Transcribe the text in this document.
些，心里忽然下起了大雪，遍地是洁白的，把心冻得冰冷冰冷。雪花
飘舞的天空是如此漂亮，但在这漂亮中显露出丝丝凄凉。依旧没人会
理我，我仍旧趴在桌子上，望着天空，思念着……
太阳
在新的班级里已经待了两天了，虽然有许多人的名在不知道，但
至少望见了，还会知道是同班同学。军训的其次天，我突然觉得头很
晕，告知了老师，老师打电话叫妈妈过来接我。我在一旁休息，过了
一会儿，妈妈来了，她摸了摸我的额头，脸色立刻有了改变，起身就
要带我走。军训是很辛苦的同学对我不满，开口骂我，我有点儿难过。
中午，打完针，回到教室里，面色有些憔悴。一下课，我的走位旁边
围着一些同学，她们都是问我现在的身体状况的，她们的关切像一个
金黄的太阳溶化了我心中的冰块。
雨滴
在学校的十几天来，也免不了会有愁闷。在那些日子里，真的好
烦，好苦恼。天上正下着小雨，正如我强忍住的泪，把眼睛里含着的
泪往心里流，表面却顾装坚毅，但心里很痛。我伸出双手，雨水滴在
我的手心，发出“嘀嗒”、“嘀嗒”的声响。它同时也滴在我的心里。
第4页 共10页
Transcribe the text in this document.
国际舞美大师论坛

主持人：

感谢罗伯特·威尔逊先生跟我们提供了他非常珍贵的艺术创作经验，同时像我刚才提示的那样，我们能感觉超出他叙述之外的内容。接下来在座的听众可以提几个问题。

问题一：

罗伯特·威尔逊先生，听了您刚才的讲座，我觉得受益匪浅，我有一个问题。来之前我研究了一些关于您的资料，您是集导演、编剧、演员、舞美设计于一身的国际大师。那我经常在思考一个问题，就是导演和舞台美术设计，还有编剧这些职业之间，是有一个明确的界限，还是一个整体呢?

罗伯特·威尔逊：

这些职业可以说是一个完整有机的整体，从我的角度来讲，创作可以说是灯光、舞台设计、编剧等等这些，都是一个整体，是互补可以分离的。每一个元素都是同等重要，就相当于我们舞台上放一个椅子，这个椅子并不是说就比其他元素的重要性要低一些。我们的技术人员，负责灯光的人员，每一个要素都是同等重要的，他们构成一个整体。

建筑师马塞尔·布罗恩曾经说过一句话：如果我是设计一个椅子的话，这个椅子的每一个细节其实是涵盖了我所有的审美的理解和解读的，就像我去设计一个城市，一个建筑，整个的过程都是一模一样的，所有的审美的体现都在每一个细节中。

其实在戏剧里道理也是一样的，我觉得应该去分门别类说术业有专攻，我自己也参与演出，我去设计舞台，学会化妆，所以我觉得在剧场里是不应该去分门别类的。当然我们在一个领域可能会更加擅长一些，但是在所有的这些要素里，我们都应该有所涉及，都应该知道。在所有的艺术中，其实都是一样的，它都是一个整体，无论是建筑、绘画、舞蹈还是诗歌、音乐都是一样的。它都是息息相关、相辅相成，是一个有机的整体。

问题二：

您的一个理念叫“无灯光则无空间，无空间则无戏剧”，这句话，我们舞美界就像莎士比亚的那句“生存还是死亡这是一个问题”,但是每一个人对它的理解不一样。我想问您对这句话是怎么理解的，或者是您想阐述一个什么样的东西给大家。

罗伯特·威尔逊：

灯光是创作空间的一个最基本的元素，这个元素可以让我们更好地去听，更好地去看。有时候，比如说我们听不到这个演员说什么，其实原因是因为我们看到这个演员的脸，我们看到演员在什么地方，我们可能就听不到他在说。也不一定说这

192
----------------
◆ **Instructions to follow**
Output every entry shown above, exactly.

◆ **Finished exercise**
Transcribe the text in this document.
些，心里忽然下起了大雪，遍地是洁白的，把心冻得冰冷冰冷。雪花
飘舞的天空是如此漂亮，但在这漂亮中显露出丝丝凄凉。依旧没人会
理我，我仍旧趴在桌子上，望着天空，思念着……
太阳
在新的班级里已经待了两天了，虽然有许多人的名在不知道，但
至少望见了，还会知道是同班同学。军训的其次天，我突然觉得头很
晕，告知了老师，老师打电话叫妈妈过来接我。我在一旁休息，过了
一会儿，妈妈来了，她摸了摸我的额头，脸色立刻有了改变，起身就
要带我走。军训是很辛苦的同学对我不满，开口骂我，我有点儿难过。
中午，打完针，回到教室里，面色有些憔悴。一下课，我的走位旁边
围着一些同学，她们都是问我现在的身体状况的，她们的关切像一个
金黄的太阳溶化了我心中的冰块。
雨滴
在学校的十几天来，也免不了会有愁闷。在那些日子里，真的好
烦，好苦恼。天上正下着小雨，正如我强忍住的泪，把眼睛里含着的
泪往心里流，表面却顾装坚毅，但心里很痛。我伸出双手，雨水滴在
我的手心，发出“嘀嗒”、“嘀嗒”的声响。它同时也滴在我的心里。
第4页 共10页
Transcribe the text in this document.
国际舞美大师论坛

主持人：

感谢罗伯特·威尔逊先生跟我们提供了他非常珍贵的艺术创作经验，同时像我刚才提示的那样，我们能感觉超出他叙述之外的内容。接下来在座的听众可以提几个问题。

问题一：

罗伯特·威尔逊先生，听了您刚才的讲座，我觉得受益匪浅，我有一个问题。来之前我研究了一些关于您的资料，您是集导演、编剧、演员、舞美设计于一身的国际大师。那我经常在思考一个问题，就是导演和舞台美术设计，还有编剧这些职业之间，是有一个明确的界限，还是一个整体呢?

罗伯特·威尔逊：

这些职业可以说是一个完整有机的整体，从我的角度来讲，创作可以说是灯光、舞台设计、编剧等等这些，都是一个整体，是互补可以分离的。每一个元素都是同等重要，就相当于我们舞台上放一个椅子，这个椅子并不是说就比其他元素的重要性要低一些。我们的技术人员，负责灯光的人员，每一个要素都是同等重要的，他们构成一个整体。

建筑师马塞尔·布罗恩曾经说过一句话：如果我是设计一个椅子的话，这个椅子的每一个细节其实是涵盖了我所有的审美的理解和解读的，就像我去设计一个城市，一个建筑，整个的过程都是一模一样的，所有的审美的体现都在每一个细节中。

其实在戏剧里道理也是一样的，我觉得应该去分门别类说术业有专攻，我自己也参与演出，我去设计舞台，学会化妆，所以我觉得在剧场里是不应该去分门别类的。当然我们在一个领域可能会更加擅长一些，但是在所有的这些要素里，我们都应该有所涉及，都应该知道。在所有的艺术中，其实都是一样的，它都是一个整体，无论是建筑、绘画、舞蹈还是诗歌、音乐都是一样的。它都是息息相关、相辅相成，是一个有机的整体。

问题二：

您的一个理念叫“无灯光则无空间，无空间则无戏剧”，这句话，我们舞美界就像莎士比亚的那句“生存还是死亡这是一个问题”,但是每一个人对它的理解不一样。我想问您对这句话是怎么理解的，或者是您想阐述一个什么样的东西给大家。

罗伯特·威尔逊：

灯光是创作空间的一个最基本的元素，这个元素可以让我们更好地去听，更好地去看。有时候，比如说我们听不到这个演员说什么，其实原因是因为我们看到这个演员的脸，我们看到演员在什么地方，我们可能就听不到他在说。也不一定说这

192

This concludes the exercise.